• _Materials provided_:
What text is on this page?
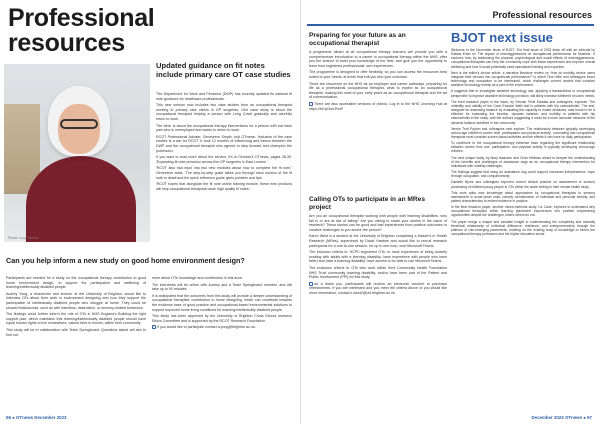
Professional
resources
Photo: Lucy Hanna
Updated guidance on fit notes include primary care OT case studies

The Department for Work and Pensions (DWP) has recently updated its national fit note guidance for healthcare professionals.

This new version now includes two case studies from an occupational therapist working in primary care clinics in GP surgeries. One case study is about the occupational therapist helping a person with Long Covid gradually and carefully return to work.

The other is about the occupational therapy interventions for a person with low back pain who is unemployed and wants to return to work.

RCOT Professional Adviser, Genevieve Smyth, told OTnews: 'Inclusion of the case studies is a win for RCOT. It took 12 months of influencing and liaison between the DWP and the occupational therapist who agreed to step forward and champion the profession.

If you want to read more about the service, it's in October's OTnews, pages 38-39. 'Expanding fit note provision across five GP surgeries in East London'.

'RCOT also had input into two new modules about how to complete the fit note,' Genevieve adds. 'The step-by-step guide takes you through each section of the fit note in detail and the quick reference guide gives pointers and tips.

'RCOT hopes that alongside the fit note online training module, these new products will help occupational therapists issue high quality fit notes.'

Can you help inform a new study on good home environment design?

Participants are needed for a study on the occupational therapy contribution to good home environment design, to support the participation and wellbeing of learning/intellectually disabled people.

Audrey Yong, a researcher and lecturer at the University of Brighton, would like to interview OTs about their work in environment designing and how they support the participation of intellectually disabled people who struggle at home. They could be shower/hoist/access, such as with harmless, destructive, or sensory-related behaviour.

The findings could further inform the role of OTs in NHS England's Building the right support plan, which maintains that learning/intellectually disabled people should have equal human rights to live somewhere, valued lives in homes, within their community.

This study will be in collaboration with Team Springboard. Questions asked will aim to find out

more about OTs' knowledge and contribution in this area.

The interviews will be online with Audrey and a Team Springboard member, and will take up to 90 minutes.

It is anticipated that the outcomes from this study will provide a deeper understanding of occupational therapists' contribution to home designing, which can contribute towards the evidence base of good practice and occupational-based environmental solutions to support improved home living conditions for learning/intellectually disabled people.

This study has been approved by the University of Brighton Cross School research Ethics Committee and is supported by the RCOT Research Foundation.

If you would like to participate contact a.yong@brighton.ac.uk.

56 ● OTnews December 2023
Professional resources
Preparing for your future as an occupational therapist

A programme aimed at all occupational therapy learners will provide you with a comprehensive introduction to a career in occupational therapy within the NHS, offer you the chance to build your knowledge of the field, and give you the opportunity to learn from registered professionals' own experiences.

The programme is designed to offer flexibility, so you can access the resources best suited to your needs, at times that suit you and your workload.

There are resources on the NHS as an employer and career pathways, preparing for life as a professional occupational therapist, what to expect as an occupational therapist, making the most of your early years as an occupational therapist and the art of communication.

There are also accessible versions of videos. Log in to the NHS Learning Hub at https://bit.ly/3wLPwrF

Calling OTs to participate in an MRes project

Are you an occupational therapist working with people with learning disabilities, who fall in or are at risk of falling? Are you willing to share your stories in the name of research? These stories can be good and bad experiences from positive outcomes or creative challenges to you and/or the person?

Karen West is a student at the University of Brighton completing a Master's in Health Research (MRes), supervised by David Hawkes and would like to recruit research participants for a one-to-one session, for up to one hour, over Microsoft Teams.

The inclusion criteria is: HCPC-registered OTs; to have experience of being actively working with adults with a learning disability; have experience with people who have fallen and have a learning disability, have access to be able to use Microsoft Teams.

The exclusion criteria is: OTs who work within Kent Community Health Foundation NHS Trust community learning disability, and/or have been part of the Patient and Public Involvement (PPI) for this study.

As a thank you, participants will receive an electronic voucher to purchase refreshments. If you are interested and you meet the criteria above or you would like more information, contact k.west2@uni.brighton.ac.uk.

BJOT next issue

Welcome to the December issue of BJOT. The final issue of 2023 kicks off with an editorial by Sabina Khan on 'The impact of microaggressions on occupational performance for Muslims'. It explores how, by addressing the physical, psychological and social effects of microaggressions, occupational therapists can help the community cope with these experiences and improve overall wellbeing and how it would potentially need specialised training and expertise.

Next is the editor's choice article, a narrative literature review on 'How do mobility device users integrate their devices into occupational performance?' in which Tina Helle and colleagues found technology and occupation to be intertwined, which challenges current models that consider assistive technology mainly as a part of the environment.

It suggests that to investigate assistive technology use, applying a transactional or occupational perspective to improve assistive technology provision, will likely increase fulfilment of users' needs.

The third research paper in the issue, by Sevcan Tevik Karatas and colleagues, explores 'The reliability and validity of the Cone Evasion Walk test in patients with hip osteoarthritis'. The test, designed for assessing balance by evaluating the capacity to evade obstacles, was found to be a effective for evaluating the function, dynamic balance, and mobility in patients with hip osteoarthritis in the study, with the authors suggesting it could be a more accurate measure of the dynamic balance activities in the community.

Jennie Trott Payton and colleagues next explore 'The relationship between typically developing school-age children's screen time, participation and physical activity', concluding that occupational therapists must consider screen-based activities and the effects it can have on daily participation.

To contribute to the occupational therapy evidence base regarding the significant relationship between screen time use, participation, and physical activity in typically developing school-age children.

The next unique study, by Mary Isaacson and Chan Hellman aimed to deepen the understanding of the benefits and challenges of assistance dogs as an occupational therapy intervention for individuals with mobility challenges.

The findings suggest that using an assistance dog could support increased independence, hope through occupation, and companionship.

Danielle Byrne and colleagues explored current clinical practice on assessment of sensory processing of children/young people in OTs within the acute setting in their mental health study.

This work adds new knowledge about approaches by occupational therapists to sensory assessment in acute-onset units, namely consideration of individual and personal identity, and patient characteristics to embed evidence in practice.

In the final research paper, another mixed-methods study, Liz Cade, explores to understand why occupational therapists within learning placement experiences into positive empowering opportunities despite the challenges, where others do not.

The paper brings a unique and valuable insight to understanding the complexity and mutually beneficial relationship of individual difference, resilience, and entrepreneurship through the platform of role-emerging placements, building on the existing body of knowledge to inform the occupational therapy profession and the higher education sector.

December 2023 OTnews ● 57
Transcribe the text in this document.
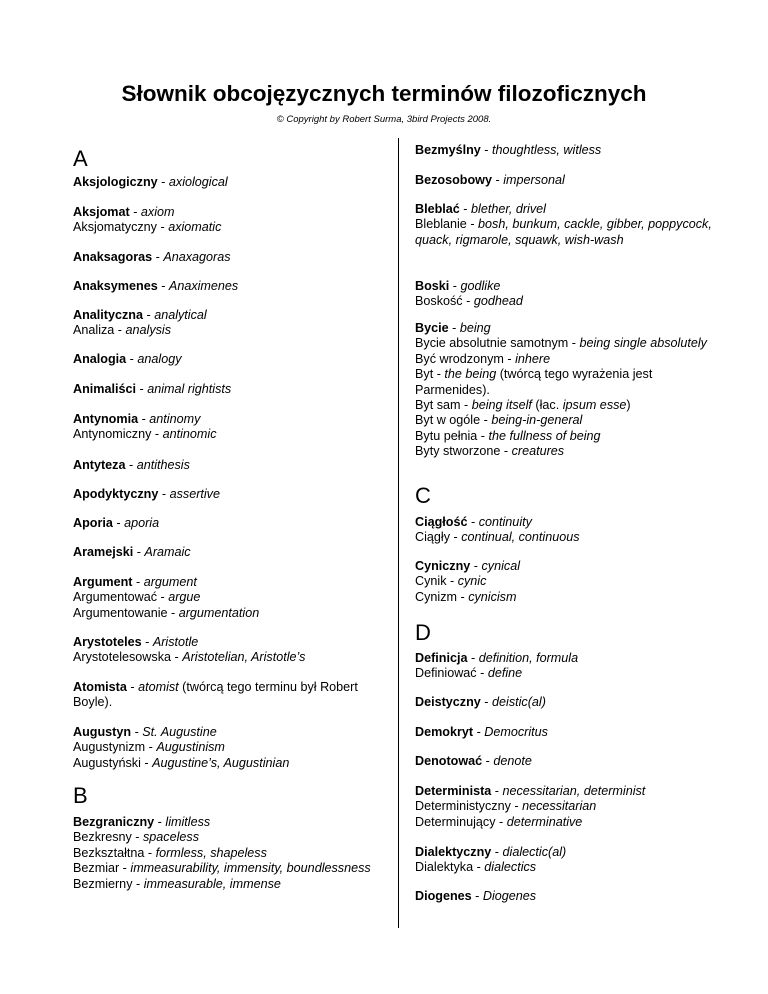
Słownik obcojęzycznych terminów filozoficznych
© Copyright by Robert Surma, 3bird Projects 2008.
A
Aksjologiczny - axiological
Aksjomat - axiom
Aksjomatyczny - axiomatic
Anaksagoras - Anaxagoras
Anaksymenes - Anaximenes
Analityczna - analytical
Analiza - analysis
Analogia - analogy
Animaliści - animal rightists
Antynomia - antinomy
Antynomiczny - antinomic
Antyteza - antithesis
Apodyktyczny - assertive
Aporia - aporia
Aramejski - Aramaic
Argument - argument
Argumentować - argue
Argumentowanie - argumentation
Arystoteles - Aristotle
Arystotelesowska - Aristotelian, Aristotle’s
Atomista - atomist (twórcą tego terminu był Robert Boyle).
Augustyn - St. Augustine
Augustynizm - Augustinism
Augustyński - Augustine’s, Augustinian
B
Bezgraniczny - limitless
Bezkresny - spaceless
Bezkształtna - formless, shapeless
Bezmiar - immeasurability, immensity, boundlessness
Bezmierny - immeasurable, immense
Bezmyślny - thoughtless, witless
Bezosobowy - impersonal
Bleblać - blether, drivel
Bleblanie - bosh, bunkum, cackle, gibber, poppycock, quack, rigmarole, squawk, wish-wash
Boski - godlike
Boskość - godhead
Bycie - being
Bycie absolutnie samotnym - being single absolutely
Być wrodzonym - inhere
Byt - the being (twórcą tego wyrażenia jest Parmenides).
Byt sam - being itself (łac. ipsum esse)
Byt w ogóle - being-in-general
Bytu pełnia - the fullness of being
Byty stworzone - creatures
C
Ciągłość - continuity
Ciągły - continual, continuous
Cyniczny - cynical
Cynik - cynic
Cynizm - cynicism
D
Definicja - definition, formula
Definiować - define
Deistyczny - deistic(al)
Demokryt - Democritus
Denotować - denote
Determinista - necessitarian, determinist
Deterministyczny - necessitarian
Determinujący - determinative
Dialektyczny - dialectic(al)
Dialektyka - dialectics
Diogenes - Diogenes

• _Action item_: In the data above, find each line where the string "participate" appears, then copy it.

• _Response to this task_:
If you would like to participate contact a.yong@brighton.ac.uk.
Calling OTs to participate in an MRes project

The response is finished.